Exercise: Find the string "limit" in the listing and report every line that has it.

Task material:
——————————

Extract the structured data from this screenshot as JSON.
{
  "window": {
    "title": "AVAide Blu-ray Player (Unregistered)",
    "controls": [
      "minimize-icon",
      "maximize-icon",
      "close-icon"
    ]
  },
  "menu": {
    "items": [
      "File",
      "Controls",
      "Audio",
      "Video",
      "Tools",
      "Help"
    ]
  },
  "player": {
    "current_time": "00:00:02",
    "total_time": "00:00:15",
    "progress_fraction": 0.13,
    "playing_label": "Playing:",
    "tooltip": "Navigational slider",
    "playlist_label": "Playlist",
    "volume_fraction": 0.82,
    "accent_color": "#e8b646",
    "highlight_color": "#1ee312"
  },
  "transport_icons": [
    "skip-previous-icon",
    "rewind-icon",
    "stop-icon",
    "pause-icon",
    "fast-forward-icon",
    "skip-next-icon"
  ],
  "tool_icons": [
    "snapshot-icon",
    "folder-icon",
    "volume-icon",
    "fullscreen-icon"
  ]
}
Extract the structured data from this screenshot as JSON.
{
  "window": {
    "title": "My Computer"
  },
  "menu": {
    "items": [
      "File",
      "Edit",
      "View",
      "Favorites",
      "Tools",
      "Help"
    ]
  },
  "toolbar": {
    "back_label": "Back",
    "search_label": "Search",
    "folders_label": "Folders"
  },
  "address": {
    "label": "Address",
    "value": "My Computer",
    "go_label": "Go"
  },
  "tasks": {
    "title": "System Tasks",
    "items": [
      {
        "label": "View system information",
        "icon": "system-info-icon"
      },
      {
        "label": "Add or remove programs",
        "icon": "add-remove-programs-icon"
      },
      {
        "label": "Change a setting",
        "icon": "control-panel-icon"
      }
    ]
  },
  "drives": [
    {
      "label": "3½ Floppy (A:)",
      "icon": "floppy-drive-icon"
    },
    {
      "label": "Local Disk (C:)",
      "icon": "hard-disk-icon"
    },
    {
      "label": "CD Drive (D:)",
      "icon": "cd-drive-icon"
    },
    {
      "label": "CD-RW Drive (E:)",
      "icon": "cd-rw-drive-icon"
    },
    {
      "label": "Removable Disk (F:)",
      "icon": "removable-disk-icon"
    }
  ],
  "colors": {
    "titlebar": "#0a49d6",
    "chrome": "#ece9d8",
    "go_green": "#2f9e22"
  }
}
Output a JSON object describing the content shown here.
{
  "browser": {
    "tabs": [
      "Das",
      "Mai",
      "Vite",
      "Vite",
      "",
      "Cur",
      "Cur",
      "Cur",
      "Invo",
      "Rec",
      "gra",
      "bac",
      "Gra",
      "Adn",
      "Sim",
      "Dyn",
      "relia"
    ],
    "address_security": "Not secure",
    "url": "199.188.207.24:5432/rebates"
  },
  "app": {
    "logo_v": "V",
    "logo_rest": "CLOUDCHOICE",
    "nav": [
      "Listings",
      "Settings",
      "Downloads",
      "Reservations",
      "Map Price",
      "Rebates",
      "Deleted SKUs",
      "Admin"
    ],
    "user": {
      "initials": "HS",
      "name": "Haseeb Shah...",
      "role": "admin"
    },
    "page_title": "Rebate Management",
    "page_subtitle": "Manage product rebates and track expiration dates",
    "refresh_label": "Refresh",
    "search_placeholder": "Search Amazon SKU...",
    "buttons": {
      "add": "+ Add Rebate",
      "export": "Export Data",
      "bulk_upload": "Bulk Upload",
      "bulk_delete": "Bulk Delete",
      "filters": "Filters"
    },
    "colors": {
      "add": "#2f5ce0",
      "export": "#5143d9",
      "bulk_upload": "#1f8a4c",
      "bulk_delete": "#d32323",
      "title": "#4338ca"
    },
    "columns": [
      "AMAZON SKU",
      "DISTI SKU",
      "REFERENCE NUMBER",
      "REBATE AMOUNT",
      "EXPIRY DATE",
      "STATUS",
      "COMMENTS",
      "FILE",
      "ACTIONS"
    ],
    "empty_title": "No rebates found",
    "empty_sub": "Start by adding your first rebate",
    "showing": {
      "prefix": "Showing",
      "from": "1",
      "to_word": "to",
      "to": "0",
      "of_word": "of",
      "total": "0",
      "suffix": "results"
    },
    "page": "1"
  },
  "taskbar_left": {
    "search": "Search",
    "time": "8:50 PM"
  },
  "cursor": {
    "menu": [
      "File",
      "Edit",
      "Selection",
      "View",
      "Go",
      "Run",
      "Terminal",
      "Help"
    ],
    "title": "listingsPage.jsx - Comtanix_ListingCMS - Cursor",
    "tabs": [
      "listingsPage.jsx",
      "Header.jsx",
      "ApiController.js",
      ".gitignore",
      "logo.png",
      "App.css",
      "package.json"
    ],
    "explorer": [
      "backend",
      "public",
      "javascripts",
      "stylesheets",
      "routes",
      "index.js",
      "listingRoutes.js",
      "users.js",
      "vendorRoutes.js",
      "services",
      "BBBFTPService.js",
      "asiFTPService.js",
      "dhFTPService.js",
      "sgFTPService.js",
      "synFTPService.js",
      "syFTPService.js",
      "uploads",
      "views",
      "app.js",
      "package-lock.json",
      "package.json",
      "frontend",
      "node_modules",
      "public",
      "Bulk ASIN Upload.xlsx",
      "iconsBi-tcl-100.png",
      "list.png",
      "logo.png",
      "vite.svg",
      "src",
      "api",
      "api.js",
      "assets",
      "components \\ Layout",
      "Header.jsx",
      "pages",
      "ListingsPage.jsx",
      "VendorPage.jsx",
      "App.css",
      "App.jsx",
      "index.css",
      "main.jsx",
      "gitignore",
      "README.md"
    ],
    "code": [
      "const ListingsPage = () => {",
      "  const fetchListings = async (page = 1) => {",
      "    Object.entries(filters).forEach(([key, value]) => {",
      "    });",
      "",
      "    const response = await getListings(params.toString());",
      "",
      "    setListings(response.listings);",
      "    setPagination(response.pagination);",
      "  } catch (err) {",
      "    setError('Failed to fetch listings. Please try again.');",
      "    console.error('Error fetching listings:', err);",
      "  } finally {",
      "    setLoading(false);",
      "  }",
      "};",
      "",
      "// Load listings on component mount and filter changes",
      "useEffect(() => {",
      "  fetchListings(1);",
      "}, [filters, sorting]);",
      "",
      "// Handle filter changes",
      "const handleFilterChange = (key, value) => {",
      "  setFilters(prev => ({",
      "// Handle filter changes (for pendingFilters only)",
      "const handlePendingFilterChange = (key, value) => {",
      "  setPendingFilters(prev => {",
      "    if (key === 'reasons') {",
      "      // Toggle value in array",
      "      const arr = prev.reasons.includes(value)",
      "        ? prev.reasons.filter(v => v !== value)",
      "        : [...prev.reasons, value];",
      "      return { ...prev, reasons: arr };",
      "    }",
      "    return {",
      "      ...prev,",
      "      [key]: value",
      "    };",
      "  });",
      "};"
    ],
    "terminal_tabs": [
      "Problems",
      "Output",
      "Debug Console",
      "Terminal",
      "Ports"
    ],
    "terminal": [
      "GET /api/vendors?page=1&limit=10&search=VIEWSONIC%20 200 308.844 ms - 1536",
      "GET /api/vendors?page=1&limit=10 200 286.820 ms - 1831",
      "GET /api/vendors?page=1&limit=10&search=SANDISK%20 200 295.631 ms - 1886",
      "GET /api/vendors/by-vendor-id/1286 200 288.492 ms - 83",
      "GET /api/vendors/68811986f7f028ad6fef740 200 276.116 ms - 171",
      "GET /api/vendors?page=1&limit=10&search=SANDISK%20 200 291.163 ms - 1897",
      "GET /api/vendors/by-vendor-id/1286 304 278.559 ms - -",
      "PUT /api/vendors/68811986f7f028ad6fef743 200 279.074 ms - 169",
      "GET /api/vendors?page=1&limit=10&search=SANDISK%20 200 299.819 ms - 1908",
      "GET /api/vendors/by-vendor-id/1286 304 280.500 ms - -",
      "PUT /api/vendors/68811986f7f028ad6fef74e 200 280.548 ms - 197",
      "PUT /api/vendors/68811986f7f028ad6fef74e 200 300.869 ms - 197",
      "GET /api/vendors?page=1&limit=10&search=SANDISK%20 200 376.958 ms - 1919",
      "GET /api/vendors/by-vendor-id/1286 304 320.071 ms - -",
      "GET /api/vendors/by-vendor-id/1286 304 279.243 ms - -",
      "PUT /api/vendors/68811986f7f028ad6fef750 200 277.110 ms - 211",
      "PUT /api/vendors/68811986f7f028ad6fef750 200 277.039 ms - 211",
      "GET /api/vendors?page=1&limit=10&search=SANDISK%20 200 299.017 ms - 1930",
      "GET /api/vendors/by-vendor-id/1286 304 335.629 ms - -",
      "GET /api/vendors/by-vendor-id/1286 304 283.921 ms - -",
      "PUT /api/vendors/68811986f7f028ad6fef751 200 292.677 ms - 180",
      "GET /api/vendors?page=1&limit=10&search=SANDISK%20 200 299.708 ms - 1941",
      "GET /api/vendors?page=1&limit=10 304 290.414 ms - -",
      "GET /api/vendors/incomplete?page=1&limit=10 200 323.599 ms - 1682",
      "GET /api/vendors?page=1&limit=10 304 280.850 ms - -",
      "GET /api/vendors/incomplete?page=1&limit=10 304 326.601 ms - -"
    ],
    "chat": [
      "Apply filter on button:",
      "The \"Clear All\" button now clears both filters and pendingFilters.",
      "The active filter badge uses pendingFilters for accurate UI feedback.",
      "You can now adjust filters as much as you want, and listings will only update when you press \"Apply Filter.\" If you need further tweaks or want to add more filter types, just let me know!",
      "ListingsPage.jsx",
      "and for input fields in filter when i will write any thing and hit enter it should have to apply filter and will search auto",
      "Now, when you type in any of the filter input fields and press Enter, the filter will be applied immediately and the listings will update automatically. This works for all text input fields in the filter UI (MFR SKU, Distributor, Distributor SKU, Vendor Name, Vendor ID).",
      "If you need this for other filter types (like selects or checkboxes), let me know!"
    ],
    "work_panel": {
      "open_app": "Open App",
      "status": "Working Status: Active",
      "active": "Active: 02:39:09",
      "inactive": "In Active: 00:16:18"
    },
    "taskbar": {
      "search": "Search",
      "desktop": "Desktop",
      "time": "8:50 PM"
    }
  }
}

——————————

Correct answer:
      "GET /api/vendors?page=1&limit=10&search=VIEWSONIC%20 200 308.844 ms - 1536",
      "GET /api/vendors?page=1&limit=10 200 286.820 ms - 1831",
      "GET /api/vendors?page=1&limit=10&search=SANDISK%20 200 295.631 ms - 1886",
      "GET /api/vendors?page=1&limit=10&search=SANDISK%20 200 291.163 ms - 1897",
      "GET /api/vendors?page=1&limit=10&search=SANDISK%20 200 299.819 ms - 1908",
      "GET /api/vendors?page=1&limit=10&search=SANDISK%20 200 376.958 ms - 1919",
      "GET /api/vendors?page=1&limit=10&search=SANDISK%20 200 299.017 ms - 1930",
      "GET /api/vendors?page=1&limit=10&search=SANDISK%20 200 299.708 ms - 1941",
      "GET /api/vendors?page=1&limit=10 304 290.414 ms - -",
      "GET /api/vendors/incomplete?page=1&limit=10 200 323.599 ms - 1682",
      "GET /api/vendors?page=1&limit=10 304 280.850 ms - -",
      "GET /api/vendors/incomplete?page=1&limit=10 304 326.601 ms - -"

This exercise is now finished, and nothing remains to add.